#### What the task requires
Track down the lines that contain "ektlari" and copy them.

===== Supplied records =====

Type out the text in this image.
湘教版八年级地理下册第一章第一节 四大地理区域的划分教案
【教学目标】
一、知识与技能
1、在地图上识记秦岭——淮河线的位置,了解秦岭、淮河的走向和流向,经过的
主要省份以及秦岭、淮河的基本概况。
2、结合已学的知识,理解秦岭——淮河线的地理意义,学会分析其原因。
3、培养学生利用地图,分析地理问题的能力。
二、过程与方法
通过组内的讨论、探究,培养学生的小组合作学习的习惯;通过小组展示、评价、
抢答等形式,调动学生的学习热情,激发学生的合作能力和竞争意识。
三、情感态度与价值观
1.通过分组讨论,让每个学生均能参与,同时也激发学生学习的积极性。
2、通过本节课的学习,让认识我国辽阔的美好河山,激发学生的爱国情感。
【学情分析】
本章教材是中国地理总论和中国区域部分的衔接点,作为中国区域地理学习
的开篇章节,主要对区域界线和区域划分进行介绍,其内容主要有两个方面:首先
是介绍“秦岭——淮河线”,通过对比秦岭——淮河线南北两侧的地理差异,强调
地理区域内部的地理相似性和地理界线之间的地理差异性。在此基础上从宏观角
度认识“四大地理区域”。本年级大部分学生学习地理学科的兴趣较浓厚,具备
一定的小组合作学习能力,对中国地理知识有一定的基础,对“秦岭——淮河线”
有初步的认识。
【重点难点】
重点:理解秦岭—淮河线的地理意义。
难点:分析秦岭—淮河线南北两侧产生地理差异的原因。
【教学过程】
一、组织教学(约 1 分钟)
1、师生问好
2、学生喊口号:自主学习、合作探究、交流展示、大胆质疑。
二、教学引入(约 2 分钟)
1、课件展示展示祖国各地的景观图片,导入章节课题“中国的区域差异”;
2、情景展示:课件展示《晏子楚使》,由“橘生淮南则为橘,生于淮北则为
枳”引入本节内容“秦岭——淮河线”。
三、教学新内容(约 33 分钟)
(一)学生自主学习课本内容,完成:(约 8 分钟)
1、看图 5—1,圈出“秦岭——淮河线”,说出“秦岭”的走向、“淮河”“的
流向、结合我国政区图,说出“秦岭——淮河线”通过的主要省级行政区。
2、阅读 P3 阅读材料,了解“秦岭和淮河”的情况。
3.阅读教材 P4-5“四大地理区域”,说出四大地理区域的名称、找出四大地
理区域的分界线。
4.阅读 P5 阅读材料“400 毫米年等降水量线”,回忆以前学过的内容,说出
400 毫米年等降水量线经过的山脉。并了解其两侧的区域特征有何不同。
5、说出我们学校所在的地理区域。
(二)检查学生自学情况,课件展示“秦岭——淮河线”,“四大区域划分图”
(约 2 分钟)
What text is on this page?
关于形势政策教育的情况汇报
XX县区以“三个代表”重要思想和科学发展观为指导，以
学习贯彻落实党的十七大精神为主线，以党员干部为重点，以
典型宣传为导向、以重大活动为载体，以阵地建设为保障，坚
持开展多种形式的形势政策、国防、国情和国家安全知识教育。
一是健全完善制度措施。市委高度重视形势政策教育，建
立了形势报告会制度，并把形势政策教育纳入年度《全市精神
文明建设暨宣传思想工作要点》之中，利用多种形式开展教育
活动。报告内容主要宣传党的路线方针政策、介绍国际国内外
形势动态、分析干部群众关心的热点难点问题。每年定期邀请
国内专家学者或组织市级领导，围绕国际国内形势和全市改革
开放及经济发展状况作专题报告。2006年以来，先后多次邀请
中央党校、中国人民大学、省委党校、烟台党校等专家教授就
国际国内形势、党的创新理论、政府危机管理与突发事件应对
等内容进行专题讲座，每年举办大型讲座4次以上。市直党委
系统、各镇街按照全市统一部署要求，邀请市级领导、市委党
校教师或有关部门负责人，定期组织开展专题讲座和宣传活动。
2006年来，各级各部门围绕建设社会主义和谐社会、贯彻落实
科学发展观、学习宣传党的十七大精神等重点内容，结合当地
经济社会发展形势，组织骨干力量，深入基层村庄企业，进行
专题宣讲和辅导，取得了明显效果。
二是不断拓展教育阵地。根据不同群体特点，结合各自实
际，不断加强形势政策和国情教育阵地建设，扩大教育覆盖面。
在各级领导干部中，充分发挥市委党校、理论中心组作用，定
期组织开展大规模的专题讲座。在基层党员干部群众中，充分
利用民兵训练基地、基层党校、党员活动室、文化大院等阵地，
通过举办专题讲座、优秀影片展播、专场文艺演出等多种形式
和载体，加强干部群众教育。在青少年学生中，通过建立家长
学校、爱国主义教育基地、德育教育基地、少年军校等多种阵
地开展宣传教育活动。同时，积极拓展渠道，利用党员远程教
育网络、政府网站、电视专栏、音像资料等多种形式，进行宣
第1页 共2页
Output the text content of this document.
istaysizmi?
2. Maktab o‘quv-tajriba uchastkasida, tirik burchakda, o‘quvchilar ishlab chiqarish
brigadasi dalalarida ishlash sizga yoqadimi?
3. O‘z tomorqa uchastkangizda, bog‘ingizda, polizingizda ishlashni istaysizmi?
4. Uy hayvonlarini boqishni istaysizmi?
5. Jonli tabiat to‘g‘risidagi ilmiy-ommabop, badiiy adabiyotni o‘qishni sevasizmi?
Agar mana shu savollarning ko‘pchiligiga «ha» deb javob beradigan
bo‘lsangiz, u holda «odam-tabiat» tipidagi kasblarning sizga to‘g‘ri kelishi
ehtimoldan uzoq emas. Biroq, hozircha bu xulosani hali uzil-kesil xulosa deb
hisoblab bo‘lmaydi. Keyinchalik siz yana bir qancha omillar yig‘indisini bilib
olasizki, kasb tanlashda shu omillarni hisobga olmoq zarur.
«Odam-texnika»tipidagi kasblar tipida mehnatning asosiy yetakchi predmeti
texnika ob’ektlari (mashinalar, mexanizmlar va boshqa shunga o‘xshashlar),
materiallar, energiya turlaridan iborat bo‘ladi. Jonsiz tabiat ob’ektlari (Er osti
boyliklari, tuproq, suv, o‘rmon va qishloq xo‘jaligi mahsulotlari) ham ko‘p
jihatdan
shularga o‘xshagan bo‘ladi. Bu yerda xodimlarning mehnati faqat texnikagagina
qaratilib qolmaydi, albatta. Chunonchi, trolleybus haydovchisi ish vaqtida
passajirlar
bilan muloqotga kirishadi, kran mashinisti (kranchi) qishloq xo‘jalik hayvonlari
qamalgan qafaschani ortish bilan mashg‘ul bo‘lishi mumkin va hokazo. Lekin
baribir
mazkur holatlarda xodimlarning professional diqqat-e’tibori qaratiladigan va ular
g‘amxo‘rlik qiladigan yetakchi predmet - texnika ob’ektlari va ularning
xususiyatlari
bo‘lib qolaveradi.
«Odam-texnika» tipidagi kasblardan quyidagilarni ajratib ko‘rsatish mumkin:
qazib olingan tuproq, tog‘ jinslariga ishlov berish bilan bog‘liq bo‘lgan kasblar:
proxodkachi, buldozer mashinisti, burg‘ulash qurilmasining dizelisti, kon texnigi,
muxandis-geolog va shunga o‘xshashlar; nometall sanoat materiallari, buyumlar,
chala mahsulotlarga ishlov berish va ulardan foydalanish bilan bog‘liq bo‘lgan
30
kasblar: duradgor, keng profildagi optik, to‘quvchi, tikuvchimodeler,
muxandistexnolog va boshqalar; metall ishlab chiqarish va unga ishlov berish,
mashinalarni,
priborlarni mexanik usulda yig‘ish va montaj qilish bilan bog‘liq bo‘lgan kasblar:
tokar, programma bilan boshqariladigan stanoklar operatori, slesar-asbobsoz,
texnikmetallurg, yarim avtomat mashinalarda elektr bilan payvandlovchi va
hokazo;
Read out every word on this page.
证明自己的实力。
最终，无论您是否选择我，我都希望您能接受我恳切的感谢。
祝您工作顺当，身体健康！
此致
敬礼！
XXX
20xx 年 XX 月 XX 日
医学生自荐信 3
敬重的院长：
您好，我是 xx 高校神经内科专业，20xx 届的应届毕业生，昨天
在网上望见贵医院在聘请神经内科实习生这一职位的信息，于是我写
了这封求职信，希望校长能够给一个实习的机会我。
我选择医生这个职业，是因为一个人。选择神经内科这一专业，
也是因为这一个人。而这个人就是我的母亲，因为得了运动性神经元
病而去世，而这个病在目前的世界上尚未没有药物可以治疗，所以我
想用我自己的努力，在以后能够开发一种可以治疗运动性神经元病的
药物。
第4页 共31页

=====

#### Answer to the task
texnika ob’ektlari (mashinalar, mexanizmlar va boshqa shunga o‘xshashlar),
materiallar, energiya turlaridan iborat bo‘ladi. Jonsiz tabiat ob’ektlari (Er osti
g‘amxo‘rlik qiladigan yetakchi predmet - texnika ob’ektlari va ularning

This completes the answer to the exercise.